Start of WORKING DATA
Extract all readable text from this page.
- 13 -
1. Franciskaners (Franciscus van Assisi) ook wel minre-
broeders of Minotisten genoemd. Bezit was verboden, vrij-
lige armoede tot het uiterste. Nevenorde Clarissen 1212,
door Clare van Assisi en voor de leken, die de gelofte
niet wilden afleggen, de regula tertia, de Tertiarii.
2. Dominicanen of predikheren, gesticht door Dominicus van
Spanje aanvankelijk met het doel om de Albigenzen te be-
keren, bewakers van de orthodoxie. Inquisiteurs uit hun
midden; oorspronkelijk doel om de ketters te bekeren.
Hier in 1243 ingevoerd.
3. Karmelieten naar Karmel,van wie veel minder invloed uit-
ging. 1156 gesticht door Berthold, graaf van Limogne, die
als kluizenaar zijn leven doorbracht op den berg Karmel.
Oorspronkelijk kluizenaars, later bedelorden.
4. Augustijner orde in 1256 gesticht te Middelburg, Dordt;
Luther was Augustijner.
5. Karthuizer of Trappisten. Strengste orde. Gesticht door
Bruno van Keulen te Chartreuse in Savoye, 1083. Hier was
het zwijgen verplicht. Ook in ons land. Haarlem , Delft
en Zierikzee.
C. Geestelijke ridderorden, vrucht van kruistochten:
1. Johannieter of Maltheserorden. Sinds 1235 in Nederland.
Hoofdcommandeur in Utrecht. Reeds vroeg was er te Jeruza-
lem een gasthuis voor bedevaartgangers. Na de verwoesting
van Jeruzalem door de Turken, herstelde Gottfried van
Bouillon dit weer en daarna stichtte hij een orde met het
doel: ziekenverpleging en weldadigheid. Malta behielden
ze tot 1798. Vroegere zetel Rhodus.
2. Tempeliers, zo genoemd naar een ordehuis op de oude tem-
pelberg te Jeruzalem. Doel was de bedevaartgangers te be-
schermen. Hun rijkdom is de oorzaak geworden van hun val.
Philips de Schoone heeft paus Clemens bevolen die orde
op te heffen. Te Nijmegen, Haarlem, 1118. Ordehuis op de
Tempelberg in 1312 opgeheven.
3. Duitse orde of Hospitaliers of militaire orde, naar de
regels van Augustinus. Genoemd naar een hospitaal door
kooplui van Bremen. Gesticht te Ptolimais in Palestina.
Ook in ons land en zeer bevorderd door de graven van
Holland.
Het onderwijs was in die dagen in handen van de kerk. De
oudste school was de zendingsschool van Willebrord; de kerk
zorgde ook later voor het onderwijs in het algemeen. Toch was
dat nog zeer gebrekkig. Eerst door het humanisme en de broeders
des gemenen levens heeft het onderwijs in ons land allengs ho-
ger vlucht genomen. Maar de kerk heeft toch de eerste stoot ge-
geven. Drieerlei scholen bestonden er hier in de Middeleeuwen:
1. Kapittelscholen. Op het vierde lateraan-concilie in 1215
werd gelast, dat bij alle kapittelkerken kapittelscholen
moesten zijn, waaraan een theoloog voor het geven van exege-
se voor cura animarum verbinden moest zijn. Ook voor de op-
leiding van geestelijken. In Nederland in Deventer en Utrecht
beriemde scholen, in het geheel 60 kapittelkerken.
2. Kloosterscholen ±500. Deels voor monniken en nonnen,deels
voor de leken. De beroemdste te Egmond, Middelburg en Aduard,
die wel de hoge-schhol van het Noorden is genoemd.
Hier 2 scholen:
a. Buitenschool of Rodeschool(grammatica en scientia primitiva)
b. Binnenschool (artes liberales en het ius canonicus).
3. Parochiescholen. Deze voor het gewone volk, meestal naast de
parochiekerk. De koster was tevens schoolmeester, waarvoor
End of WORKING DATA
● HOW TO COMPLETE THIS TASK
Your job is to copy out every line from the records above that has the word "Middelburg".

● ANSWER BOX
4. Augustijner orde in 1256 gesticht te Middelburg, Dordt;
voor de leken. De beroemdste te Egmond, Middelburg en Aduard,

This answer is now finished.